## THE TASK
What is needed here is an exact transcription of all the entries.

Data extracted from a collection
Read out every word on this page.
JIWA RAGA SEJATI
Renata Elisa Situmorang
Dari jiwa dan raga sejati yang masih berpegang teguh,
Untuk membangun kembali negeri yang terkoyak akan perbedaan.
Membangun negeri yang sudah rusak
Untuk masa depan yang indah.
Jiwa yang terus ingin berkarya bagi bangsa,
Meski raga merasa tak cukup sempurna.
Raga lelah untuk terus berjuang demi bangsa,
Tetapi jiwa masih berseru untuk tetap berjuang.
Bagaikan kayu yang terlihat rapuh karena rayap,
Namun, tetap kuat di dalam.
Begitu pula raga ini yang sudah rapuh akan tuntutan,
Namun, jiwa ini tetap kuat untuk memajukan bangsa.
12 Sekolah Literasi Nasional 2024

## WRITTEN RESPONSE
Read out every word on this page.
JIWA RAGA SEJATI
Renata Elisa Situmorang
Dari jiwa dan raga sejati yang masih berpegang teguh,
Untuk membangun kembali negeri yang terkoyak akan perbedaan.
Membangun negeri yang sudah rusak
Untuk masa depan yang indah.
Jiwa yang terus ingin berkarya bagi bangsa,
Meski raga merasa tak cukup sempurna.
Raga lelah untuk terus berjuang demi bangsa,
Tetapi jiwa masih berseru untuk tetap berjuang.
Bagaikan kayu yang terlihat rapuh karena rayap,
Namun, tetap kuat di dalam.
Begitu pula raga ini yang sudah rapuh akan tuntutan,
Namun, jiwa ini tetap kuat untuk memajukan bangsa.
12 Sekolah Literasi Nasional 2024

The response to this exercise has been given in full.